- GIVEN ENTRIES

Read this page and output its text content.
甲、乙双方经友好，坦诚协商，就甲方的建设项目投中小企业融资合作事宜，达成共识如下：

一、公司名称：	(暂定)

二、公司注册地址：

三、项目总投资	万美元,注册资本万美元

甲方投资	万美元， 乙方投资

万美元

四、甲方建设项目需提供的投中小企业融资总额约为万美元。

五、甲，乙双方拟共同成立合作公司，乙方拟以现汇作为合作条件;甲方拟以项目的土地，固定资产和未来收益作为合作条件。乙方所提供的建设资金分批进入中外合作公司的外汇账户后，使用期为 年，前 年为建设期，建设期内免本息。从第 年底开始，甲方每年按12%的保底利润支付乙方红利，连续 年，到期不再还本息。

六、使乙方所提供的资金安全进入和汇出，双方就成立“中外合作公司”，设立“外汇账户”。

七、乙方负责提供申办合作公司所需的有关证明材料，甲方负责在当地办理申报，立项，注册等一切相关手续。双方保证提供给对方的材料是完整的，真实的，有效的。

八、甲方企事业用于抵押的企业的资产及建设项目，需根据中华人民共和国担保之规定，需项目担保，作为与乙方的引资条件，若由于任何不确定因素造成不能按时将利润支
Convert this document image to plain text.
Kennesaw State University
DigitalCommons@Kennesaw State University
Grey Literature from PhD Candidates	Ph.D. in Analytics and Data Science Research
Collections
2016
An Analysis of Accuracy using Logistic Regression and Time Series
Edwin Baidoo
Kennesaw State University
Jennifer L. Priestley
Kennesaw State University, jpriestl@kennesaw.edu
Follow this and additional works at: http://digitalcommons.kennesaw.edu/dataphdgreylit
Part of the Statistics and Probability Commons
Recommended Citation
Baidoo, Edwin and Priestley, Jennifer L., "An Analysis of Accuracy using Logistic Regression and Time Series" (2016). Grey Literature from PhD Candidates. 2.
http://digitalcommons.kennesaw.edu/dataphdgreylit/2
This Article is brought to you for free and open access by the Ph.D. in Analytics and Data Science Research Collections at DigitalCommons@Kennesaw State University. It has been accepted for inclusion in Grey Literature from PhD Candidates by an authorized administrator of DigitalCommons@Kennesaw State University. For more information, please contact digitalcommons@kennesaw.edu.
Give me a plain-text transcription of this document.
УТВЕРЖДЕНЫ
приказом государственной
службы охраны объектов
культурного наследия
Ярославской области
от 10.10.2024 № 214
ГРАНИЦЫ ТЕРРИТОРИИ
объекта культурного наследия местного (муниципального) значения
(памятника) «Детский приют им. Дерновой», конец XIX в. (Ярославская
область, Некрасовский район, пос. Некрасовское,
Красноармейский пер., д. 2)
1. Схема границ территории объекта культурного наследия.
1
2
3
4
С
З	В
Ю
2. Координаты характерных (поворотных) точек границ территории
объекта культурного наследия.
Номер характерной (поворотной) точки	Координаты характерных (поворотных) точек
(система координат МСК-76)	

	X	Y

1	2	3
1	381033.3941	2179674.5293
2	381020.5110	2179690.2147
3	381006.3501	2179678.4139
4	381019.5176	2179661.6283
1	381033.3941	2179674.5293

- WHAT IS REQUIRED
Search the data above for lines holding "культурного" and copy each of them.

- THE ANSWER
культурного наследия
объекта культурного наследия местного (муниципального) значения
1. Схема границ территории объекта культурного наследия.
объекта культурного наследия.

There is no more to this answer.